### Directive
In the listing below, locate the lines bearing the word "analysis". Copy every one of them.
※
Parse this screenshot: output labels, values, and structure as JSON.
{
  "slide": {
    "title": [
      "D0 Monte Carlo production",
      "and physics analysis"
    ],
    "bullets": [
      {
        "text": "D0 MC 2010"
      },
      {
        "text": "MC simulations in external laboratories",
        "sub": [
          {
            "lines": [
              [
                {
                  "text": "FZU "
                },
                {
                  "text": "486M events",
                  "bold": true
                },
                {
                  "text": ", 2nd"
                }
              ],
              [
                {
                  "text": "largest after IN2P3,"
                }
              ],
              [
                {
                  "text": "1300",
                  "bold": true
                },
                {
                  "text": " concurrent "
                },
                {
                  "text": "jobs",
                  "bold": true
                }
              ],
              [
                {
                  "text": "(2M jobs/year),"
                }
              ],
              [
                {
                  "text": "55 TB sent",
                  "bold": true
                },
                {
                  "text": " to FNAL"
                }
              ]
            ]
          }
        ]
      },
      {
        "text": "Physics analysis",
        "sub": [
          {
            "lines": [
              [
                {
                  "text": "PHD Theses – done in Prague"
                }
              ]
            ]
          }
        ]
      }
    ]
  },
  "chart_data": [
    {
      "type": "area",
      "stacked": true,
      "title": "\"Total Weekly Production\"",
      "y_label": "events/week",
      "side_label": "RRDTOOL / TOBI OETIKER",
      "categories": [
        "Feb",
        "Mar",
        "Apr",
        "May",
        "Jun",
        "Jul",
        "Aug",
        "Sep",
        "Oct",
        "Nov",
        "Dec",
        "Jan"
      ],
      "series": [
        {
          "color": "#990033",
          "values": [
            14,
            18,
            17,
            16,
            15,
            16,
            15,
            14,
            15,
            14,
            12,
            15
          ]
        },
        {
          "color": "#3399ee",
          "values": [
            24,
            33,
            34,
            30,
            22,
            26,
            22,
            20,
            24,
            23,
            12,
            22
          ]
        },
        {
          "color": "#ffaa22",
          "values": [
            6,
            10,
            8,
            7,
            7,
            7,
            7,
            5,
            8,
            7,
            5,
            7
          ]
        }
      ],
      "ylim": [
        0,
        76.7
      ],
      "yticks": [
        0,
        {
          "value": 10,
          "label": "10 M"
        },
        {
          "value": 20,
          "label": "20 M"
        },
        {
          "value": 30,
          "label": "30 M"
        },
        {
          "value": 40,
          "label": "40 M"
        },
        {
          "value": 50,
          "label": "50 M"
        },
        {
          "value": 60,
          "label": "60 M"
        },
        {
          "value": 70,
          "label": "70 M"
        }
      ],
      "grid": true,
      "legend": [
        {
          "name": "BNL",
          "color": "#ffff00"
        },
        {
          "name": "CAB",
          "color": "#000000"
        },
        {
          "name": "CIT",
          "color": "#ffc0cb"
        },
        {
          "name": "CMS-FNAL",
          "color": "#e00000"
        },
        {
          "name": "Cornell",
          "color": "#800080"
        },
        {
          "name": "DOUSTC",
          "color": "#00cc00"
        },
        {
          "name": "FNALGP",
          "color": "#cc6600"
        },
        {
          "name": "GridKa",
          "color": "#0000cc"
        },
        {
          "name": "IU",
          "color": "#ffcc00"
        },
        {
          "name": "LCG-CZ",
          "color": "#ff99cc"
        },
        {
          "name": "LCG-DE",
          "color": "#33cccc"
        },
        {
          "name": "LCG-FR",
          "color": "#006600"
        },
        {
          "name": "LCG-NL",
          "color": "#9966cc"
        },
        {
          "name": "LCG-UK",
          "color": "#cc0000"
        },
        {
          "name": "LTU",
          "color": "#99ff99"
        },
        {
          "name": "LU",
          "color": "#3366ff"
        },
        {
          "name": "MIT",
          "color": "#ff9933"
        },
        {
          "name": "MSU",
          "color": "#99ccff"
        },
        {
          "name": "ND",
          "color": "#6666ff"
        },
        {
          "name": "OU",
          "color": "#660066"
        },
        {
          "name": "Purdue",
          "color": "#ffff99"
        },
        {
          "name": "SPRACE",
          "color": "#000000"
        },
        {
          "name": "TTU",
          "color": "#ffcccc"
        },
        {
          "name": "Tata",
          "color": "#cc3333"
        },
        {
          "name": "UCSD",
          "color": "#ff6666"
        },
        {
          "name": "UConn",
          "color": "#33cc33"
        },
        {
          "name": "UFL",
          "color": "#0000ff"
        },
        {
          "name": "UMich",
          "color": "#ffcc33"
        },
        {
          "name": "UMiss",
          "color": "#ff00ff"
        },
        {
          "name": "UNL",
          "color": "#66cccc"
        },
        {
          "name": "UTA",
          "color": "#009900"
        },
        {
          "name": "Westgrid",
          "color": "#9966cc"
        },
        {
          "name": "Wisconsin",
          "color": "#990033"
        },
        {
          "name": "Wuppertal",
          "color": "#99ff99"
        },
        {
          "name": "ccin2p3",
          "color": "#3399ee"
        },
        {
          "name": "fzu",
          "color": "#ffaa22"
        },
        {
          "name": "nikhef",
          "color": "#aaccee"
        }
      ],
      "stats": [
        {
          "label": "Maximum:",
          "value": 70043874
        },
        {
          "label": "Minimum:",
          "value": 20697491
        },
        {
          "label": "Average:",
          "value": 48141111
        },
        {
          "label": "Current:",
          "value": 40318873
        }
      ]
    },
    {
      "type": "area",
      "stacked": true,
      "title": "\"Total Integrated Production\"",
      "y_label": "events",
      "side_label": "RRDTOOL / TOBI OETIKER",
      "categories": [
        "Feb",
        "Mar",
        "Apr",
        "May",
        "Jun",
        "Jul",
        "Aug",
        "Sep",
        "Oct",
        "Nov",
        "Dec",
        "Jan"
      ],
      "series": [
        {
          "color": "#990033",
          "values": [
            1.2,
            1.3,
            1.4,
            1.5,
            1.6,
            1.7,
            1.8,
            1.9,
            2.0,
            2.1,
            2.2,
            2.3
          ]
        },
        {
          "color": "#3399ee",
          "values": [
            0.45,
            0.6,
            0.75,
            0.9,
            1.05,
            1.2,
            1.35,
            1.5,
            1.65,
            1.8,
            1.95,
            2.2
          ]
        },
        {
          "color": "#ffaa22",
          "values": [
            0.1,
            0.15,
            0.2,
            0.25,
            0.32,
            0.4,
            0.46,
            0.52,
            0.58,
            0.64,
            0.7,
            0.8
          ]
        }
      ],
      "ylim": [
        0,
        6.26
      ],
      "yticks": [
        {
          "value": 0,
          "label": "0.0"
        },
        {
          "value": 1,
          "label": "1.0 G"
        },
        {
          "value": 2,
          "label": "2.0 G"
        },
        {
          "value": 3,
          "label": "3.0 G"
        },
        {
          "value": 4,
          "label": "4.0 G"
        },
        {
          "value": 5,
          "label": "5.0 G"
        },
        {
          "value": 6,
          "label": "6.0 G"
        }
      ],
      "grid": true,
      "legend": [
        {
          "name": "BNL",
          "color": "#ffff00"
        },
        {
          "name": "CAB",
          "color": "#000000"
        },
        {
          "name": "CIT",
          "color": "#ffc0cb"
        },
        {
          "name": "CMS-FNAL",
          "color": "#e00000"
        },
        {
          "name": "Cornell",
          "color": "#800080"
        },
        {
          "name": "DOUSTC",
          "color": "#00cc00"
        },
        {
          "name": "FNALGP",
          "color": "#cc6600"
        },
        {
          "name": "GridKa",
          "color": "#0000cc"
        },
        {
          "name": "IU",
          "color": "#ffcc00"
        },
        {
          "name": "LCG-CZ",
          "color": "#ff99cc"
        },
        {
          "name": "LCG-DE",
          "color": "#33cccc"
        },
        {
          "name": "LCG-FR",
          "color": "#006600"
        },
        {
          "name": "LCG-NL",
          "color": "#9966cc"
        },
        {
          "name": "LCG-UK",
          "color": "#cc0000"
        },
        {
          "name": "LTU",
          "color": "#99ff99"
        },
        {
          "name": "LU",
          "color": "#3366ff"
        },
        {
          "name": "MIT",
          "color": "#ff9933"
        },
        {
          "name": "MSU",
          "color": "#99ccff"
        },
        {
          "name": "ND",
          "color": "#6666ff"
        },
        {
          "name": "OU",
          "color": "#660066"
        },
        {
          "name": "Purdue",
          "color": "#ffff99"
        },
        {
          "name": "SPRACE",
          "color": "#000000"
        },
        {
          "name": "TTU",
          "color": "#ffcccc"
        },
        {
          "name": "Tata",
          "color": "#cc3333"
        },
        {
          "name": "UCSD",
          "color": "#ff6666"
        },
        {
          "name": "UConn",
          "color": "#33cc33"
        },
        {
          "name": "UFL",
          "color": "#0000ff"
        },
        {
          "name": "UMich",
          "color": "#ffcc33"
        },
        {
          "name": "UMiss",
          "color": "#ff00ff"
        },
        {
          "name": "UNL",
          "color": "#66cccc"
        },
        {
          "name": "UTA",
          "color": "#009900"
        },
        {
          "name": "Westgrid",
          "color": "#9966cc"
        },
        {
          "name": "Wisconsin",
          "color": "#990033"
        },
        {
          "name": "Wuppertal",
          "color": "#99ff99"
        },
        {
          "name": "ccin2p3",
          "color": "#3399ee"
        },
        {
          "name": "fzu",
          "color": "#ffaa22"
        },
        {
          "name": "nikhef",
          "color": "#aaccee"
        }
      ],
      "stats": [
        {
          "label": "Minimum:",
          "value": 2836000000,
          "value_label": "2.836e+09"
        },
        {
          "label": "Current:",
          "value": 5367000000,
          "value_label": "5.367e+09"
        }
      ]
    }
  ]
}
※
### The answer
      "and physics analysis"
        "text": "Physics analysis",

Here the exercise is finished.